— Start of Selected text —
The Black Count: Glory, Revolution, Betrayal and the Real Count of Monte Cristo by Tom Reiss is the biography of General Alexandre Dumas, father of the famous author of the same name who gave us such remarkable literary classics as The Three Musketeers and The Count of Monte Cristo. Born to a runaway Marquess and an escaped African slave, Alex Dumas was educated in France and then joined the military just as French politics boiled over into the revolution that would change France so dramatically. As French Republicans abolished slavery and broke down color barriers, Dumas' extraordinary courage and military expertise allowed him to rise through the ranks of the Revolutionary army until he crossed paths with Napoleon Bonaparte one too many times.
— End of Selected text —
— Start of Records provided —
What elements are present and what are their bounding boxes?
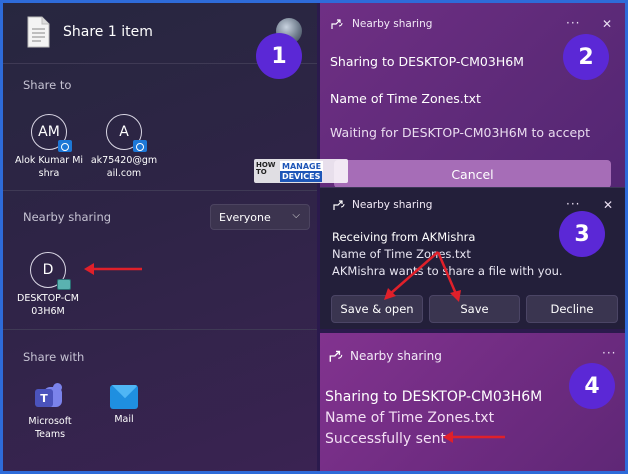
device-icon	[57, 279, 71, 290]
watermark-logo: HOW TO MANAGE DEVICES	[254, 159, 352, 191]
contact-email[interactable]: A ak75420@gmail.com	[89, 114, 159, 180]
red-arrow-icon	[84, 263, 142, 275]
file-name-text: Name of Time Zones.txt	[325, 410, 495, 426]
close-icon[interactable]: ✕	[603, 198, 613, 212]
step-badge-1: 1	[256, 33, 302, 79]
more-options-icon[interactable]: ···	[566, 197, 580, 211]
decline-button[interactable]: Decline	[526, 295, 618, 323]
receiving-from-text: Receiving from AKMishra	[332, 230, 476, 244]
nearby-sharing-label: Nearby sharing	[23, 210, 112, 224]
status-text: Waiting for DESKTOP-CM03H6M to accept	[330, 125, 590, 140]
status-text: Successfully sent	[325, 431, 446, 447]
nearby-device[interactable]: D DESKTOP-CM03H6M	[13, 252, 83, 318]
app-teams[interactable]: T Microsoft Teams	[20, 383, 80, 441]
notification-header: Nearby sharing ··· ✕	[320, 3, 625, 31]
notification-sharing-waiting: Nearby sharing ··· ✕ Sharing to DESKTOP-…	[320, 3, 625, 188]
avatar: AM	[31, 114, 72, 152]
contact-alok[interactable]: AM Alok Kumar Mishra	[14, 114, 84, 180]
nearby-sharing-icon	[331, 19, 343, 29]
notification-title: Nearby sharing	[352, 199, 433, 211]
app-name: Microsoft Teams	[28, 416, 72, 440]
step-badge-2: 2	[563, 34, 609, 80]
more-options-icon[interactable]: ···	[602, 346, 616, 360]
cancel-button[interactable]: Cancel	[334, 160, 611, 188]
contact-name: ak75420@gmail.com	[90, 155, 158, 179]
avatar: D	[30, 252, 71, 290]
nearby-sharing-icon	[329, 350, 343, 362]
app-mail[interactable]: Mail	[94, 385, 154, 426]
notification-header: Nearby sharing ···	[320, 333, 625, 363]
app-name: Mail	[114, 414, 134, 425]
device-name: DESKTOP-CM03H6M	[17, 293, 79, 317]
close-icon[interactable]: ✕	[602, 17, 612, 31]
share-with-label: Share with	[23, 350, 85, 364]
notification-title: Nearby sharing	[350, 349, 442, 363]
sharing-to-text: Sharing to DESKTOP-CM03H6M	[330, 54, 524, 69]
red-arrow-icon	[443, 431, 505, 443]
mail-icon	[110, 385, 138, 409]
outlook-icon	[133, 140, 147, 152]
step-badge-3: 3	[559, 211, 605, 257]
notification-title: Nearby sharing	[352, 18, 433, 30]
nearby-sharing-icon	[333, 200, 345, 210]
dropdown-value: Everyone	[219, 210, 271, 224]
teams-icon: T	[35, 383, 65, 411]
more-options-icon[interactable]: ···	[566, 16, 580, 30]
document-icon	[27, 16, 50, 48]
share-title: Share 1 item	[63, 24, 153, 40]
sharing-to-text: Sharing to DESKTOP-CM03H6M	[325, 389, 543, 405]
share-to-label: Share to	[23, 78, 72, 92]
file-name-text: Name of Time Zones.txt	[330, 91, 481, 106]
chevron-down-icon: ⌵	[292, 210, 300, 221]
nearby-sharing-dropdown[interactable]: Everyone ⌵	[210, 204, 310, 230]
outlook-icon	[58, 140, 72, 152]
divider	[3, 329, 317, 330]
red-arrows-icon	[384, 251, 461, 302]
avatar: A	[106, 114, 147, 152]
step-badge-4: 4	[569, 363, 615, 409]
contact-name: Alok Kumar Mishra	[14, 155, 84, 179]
— End of Records provided —
— Start of Records provided —
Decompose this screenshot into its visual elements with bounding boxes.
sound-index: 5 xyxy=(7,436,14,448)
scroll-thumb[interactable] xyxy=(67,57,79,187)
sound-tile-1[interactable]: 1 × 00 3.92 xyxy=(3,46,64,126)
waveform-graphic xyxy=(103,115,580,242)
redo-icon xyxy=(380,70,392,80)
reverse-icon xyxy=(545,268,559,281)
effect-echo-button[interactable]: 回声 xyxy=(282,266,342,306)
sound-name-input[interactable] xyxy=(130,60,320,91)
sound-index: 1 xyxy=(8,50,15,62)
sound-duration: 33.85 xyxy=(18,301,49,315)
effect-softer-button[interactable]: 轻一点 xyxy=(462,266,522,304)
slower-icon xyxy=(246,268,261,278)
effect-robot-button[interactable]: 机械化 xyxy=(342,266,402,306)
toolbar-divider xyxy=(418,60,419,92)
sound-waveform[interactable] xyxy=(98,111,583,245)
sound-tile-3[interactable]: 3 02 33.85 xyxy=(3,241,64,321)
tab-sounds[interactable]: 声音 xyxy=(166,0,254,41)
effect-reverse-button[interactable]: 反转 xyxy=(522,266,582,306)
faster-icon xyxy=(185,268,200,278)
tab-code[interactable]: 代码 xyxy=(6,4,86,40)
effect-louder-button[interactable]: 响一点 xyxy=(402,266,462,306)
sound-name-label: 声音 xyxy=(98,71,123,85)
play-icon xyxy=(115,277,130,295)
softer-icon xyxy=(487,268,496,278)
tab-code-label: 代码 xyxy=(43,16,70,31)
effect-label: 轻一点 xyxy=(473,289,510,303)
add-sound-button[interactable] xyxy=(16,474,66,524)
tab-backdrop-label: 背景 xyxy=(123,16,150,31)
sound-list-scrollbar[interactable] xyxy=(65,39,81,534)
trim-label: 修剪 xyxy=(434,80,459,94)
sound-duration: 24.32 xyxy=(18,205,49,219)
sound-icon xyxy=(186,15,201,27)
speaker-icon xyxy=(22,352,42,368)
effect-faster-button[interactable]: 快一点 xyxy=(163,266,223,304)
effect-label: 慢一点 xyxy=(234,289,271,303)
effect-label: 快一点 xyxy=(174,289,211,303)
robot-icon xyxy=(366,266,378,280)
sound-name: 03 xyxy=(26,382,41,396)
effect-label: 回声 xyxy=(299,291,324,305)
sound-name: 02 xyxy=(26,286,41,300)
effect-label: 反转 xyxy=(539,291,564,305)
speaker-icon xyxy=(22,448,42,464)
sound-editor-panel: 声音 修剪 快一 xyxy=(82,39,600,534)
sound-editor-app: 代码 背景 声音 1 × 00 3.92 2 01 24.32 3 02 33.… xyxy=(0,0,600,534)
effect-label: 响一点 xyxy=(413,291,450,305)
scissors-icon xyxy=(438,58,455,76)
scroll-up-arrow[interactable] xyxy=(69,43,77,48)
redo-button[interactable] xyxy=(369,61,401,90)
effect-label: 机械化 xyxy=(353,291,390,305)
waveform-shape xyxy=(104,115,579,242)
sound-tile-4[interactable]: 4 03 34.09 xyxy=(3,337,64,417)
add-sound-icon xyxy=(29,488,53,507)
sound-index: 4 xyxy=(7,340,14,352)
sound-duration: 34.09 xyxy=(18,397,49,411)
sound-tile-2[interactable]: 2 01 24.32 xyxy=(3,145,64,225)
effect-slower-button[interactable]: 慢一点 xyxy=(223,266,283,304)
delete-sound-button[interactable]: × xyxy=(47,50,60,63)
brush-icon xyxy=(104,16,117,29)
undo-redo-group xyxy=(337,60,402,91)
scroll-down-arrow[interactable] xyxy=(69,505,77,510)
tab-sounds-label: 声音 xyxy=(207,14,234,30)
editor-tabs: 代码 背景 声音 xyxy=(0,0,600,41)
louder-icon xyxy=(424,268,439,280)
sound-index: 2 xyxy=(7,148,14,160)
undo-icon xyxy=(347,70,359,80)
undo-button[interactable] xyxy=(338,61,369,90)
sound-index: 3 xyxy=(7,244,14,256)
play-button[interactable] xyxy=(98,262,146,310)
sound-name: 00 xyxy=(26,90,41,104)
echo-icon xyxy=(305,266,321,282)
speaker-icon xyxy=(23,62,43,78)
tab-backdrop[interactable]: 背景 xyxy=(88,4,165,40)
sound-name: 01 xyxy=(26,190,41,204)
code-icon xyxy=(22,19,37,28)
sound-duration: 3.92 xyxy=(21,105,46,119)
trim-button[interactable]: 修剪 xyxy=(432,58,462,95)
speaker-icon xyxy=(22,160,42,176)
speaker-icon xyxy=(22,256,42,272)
— End of Records provided —
— Start of Records provided —
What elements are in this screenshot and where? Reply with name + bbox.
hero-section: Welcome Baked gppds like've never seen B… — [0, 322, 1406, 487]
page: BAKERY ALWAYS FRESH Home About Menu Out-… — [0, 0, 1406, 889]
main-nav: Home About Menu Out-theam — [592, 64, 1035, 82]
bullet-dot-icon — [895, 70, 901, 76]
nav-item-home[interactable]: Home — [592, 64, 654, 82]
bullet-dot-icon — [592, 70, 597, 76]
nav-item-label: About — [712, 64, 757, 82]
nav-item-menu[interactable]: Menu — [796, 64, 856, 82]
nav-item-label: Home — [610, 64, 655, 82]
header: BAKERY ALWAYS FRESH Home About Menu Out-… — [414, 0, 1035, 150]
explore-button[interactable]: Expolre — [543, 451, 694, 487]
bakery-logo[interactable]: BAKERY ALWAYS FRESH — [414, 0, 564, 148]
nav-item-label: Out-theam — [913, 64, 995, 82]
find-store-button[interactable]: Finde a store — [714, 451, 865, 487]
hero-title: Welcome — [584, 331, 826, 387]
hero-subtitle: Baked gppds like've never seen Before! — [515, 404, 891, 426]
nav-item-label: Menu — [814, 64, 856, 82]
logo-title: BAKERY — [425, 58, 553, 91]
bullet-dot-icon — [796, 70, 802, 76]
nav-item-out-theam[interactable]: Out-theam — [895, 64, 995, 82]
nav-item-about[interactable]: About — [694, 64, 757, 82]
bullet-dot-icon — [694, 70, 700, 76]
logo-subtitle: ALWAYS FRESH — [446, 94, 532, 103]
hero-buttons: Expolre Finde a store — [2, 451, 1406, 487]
— End of Records provided —
Direction 1:
Copy the portion of the book summary between "The Black Count: Glory, Revolution, Betrayal" and "too many times.", inclusive.
Direction 2:
According to the book summary, who were the parents of Alex Dumas?

Worked answer 1:
The Black Count: Glory, Revolution, Betrayal and the Real Count of Monte Cristo by Tom Reiss is the biography of General Alexandre Dumas, father of the famous author of the same name who gave us such remarkable literary classics as The Three Musketeers and The Count of Monte Cristo. Born to a runaway Marquess and an escaped African slave, Alex Dumas was educated in France and then joined the military just as French politics boiled over into the revolution that would change France so dramatically. As French Republicans abolished slavery and broke down color barriers, Dumas' extraordinary courage and military expertise allowed him to rise through the ranks of the Revolutionary army until he crossed paths with Napoleon Bonaparte one too many times.

Worked answer 2:
A runaway Marquess and an escaped African slave.